Can you transcribe every entry word for word, skipping the images?

--- Listed entries ---
_ _ _ _ _

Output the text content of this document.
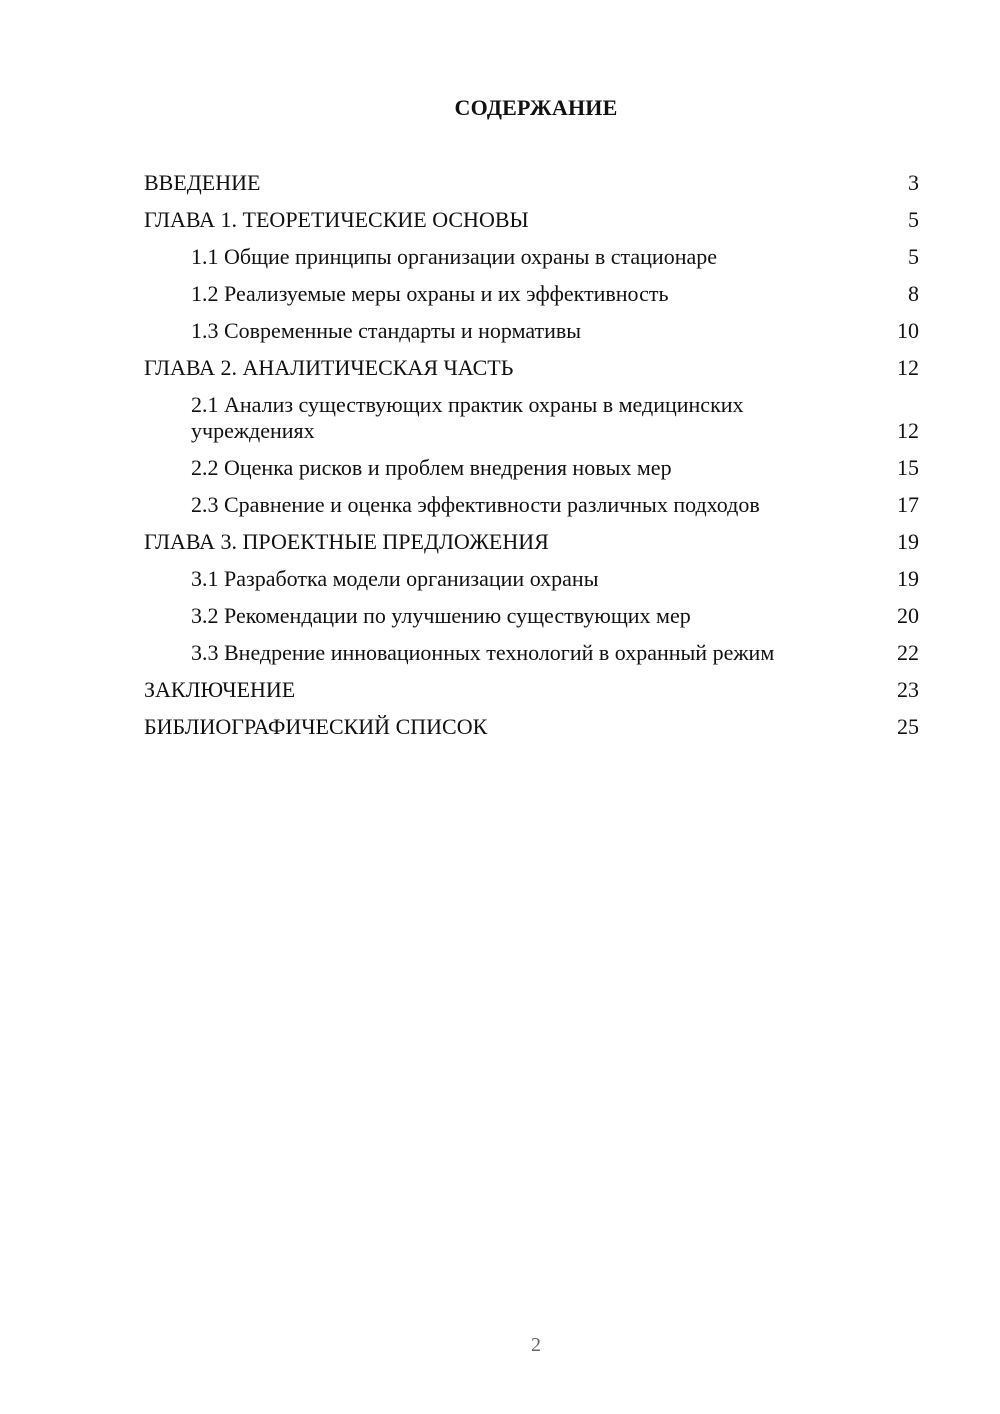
СОДЕРЖАНИЕ
ВВЕДЕНИЕ	3
ГЛАВА 1. ТЕОРЕТИЧЕСКИЕ ОСНОВЫ	5
1.1 Общие принципы организации охраны в стационаре	5
1.2 Реализуемые меры охраны и их эффективность	8
1.3 Современные стандарты и нормативы	10
ГЛАВА 2. АНАЛИТИЧЕСКАЯ ЧАСТЬ	12
2.1 Анализ существующих практик охраны в медицинских учреждениях	12
2.2 Оценка рисков и проблем внедрения новых мер	15
2.3 Сравнение и оценка эффективности различных подходов	17
ГЛАВА 3. ПРОЕКТНЫЕ ПРЕДЛОЖЕНИЯ	19
3.1 Разработка модели организации охраны	19
3.2 Рекомендации по улучшению существующих мер	20
3.3 Внедрение инновационных технологий в охранный режим	22
ЗАКЛЮЧЕНИЕ	23
БИБЛИОГРАФИЧЕСКИЙ СПИСОК	25
2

_ _ _ _ _

--- Task response ---
Output the text content of this document.
СОДЕРЖАНИЕ
ВВЕДЕНИЕ	3
ГЛАВА 1. ТЕОРЕТИЧЕСКИЕ ОСНОВЫ	5
1.1 Общие принципы организации охраны в стационаре	5
1.2 Реализуемые меры охраны и их эффективность	8
1.3 Современные стандарты и нормативы	10
ГЛАВА 2. АНАЛИТИЧЕСКАЯ ЧАСТЬ	12
2.1 Анализ существующих практик охраны в медицинских учреждениях	12
2.2 Оценка рисков и проблем внедрения новых мер	15
2.3 Сравнение и оценка эффективности различных подходов	17
ГЛАВА 3. ПРОЕКТНЫЕ ПРЕДЛОЖЕНИЯ	19
3.1 Разработка модели организации охраны	19
3.2 Рекомендации по улучшению существующих мер	20
3.3 Внедрение инновационных технологий в охранный режим	22
ЗАКЛЮЧЕНИЕ	23
БИБЛИОГРАФИЧЕСКИЙ СПИСОК	25
2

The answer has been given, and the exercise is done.